* [To be done]:
State how many lines of the entries hold the string "Daily", and output nothing but that count.

>> start Recorded information

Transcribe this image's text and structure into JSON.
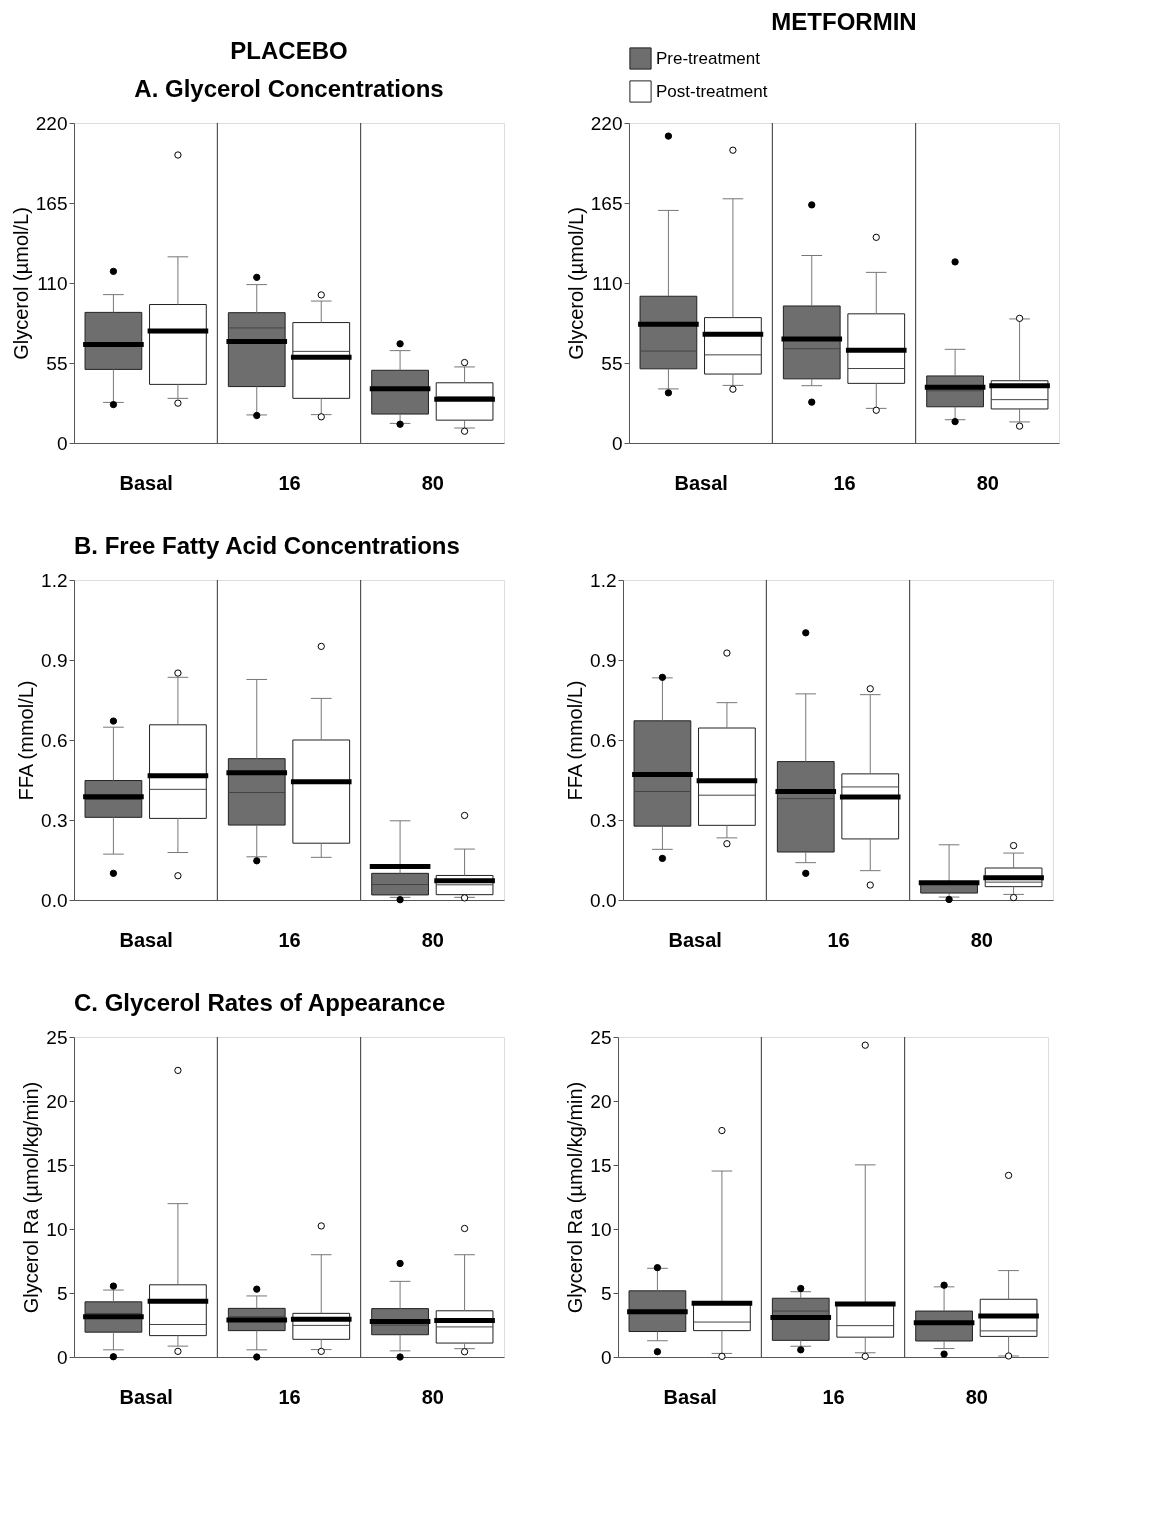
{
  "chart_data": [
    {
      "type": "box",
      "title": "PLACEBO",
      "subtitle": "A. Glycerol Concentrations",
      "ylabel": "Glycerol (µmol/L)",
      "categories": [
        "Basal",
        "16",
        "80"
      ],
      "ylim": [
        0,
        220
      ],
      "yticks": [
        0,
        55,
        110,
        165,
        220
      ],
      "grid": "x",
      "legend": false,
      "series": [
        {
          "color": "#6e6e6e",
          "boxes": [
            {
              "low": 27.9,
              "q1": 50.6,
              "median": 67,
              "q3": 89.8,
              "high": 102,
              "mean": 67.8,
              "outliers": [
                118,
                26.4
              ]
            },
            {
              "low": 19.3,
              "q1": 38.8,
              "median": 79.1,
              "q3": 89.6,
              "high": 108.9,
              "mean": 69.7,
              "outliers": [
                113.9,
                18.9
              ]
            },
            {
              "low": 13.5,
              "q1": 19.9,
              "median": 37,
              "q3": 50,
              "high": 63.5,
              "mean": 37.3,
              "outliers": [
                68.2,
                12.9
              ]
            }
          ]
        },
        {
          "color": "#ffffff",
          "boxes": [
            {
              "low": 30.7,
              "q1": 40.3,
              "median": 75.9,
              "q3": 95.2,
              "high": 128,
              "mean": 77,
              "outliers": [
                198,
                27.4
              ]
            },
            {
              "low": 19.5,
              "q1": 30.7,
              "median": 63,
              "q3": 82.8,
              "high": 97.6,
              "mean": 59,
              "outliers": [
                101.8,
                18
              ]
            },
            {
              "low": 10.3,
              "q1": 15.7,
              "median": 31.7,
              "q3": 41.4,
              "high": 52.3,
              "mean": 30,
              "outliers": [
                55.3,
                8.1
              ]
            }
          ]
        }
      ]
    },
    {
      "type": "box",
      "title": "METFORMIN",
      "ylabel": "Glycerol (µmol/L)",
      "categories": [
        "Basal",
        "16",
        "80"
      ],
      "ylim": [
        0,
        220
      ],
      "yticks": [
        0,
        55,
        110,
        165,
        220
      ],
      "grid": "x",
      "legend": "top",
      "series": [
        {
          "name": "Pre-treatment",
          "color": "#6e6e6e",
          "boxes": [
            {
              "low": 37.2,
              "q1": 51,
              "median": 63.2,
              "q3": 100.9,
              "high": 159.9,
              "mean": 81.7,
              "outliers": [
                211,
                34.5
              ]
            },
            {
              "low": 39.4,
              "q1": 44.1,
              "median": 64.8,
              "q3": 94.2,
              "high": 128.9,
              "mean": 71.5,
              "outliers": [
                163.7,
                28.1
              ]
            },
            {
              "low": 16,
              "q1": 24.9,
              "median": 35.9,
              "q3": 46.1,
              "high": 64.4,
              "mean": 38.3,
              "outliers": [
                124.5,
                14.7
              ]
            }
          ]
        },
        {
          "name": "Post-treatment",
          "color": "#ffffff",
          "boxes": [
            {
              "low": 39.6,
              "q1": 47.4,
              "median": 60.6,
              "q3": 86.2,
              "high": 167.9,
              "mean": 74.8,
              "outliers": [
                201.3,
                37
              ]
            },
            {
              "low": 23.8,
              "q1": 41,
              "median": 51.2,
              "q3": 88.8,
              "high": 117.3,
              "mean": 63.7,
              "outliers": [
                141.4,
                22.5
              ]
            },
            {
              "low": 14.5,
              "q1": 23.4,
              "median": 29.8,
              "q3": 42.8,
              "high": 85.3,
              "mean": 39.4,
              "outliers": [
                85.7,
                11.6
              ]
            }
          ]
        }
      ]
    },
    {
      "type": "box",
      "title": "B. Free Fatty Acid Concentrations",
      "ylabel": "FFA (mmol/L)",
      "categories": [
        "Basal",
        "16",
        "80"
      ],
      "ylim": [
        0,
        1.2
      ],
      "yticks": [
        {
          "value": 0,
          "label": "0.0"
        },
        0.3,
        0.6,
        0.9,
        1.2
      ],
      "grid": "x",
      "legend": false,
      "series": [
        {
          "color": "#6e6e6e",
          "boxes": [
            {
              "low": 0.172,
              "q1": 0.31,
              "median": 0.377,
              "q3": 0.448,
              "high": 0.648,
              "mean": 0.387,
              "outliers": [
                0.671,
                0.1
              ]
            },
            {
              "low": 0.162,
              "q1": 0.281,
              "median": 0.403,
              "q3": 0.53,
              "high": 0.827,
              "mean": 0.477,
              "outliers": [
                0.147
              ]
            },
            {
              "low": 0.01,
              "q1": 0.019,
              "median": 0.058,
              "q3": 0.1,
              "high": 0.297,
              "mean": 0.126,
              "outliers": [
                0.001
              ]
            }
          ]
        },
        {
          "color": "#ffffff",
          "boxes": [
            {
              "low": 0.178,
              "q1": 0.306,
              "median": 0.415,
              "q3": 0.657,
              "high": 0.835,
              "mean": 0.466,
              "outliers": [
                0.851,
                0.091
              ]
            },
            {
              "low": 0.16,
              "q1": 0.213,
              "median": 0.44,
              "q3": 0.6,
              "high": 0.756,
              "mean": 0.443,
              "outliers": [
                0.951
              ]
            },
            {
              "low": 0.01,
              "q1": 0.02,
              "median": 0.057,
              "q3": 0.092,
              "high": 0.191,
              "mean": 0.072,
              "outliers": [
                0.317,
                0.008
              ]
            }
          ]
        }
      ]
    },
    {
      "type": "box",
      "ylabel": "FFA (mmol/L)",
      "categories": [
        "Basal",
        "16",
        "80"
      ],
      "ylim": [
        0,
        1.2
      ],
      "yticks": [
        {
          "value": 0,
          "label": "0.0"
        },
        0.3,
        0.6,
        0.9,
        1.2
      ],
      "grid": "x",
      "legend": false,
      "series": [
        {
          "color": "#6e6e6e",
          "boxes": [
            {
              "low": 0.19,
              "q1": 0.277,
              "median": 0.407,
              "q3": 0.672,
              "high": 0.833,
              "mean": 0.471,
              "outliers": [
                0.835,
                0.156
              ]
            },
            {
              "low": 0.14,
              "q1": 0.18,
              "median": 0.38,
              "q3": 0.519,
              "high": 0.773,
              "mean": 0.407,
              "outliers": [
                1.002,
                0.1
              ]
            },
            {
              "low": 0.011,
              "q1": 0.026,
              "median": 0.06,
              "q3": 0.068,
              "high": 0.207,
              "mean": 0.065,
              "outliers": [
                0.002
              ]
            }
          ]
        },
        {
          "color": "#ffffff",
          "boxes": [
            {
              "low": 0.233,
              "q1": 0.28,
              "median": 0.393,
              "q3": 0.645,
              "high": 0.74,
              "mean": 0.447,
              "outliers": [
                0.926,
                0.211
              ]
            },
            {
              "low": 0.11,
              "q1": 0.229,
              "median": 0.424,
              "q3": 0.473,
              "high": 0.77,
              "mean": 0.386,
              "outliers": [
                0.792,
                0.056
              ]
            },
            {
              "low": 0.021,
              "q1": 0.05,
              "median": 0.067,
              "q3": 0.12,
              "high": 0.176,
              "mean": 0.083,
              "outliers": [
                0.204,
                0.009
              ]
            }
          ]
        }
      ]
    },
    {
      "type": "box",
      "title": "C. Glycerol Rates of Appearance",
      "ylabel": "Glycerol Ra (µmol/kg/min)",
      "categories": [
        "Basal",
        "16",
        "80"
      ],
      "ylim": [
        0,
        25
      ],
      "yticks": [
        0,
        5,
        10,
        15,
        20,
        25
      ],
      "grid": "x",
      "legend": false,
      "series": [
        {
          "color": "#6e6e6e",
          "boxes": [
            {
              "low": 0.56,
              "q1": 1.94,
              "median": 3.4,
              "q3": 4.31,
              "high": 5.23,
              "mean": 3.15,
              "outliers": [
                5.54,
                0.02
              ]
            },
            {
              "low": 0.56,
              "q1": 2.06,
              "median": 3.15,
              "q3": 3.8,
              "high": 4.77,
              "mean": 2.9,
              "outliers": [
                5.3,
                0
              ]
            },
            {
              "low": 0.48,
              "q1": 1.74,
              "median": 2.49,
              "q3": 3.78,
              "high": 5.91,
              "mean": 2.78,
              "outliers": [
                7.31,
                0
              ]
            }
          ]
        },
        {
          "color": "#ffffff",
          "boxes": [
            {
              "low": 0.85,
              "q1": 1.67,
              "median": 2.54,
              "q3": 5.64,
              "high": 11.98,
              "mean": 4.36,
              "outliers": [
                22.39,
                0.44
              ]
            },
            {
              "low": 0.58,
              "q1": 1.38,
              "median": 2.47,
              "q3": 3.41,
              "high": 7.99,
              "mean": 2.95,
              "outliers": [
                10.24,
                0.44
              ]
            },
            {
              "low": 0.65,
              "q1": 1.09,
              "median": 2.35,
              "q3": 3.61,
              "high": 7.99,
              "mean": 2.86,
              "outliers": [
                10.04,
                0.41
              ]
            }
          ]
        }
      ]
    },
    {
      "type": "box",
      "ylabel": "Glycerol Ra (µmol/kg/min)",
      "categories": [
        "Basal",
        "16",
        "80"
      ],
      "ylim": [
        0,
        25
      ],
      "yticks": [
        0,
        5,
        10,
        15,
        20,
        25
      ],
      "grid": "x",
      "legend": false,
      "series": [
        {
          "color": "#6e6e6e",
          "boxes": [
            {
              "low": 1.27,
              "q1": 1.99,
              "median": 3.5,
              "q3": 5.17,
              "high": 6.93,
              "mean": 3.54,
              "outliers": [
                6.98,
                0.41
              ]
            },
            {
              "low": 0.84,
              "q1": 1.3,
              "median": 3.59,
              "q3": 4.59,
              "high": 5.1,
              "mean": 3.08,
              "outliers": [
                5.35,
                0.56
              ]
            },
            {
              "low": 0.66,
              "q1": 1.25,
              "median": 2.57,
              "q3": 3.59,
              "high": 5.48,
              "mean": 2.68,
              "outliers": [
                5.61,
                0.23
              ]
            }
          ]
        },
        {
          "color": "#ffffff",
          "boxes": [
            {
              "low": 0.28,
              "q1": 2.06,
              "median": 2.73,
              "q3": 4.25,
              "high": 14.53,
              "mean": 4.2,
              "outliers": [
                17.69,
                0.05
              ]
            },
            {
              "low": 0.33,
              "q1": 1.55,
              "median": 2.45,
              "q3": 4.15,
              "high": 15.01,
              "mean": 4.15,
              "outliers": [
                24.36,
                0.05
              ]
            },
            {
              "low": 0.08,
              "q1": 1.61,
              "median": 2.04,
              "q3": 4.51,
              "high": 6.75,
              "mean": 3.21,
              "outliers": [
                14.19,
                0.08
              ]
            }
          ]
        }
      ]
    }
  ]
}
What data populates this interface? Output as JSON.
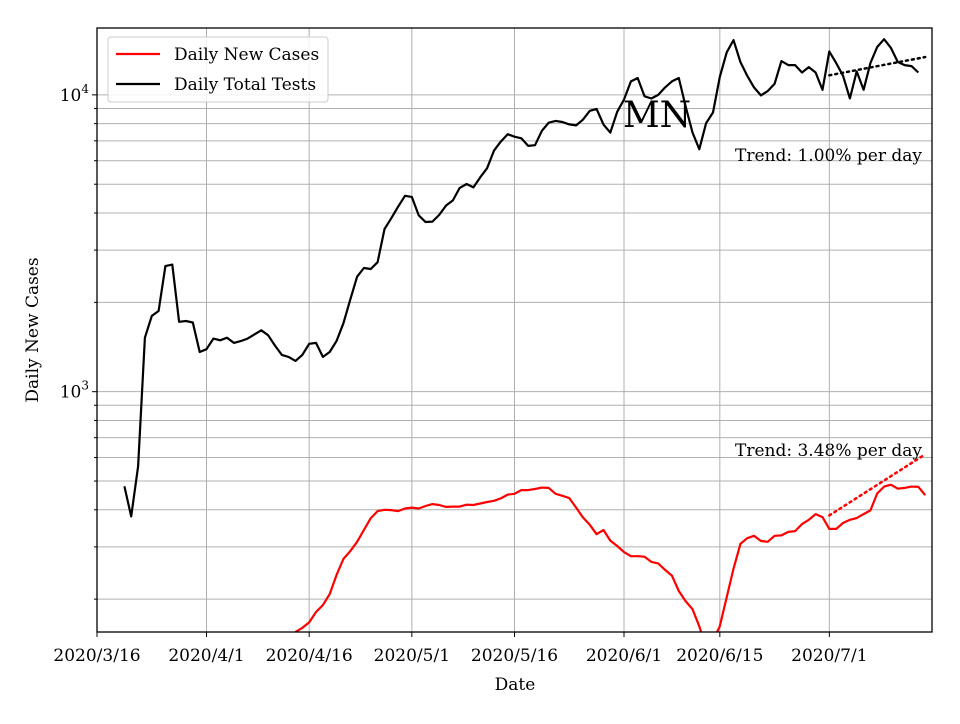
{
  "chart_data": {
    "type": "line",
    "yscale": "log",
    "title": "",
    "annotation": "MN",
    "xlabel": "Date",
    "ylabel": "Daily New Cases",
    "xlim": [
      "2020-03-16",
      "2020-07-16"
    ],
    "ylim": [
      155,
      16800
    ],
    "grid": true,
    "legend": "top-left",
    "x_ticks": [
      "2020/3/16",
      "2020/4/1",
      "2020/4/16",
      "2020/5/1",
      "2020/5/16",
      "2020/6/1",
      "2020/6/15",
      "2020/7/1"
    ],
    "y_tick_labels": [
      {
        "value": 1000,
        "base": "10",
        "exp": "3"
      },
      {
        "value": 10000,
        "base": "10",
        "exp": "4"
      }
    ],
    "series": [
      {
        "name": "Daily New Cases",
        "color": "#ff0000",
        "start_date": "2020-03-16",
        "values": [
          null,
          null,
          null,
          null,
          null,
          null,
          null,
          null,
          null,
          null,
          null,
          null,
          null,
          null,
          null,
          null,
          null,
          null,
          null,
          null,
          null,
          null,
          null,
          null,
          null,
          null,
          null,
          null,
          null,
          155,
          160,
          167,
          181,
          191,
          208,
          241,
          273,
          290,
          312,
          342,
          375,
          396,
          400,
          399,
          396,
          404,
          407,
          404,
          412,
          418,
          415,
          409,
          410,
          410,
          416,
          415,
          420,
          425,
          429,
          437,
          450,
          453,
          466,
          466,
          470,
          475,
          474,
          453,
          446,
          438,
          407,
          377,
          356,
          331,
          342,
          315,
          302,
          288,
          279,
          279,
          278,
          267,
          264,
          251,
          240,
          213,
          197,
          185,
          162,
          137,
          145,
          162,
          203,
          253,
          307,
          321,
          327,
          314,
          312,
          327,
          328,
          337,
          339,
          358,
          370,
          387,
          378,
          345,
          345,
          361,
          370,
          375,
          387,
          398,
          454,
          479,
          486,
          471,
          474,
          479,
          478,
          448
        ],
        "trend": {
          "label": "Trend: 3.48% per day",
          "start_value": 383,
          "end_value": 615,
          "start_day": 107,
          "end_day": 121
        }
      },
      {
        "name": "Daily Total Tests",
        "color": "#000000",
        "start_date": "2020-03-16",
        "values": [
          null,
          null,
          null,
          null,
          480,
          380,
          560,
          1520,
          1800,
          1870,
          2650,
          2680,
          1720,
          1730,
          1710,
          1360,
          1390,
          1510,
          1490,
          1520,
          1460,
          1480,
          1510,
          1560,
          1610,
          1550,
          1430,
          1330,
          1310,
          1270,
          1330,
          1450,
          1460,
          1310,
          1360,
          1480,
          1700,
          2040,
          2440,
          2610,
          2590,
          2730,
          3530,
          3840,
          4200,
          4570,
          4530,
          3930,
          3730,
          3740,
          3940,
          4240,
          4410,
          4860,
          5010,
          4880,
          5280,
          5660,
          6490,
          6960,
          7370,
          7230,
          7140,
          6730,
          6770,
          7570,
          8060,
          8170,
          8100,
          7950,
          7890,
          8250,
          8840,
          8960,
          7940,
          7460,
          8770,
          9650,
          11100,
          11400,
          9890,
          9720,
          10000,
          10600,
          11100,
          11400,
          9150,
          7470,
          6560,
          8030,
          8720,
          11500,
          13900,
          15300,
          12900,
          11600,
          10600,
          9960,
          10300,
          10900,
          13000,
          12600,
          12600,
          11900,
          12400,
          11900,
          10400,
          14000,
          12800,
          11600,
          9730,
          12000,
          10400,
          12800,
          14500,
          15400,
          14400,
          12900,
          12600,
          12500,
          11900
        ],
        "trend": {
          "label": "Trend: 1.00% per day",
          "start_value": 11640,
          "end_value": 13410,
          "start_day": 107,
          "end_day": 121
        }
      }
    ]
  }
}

>> end Recorded information

* [The result]:
3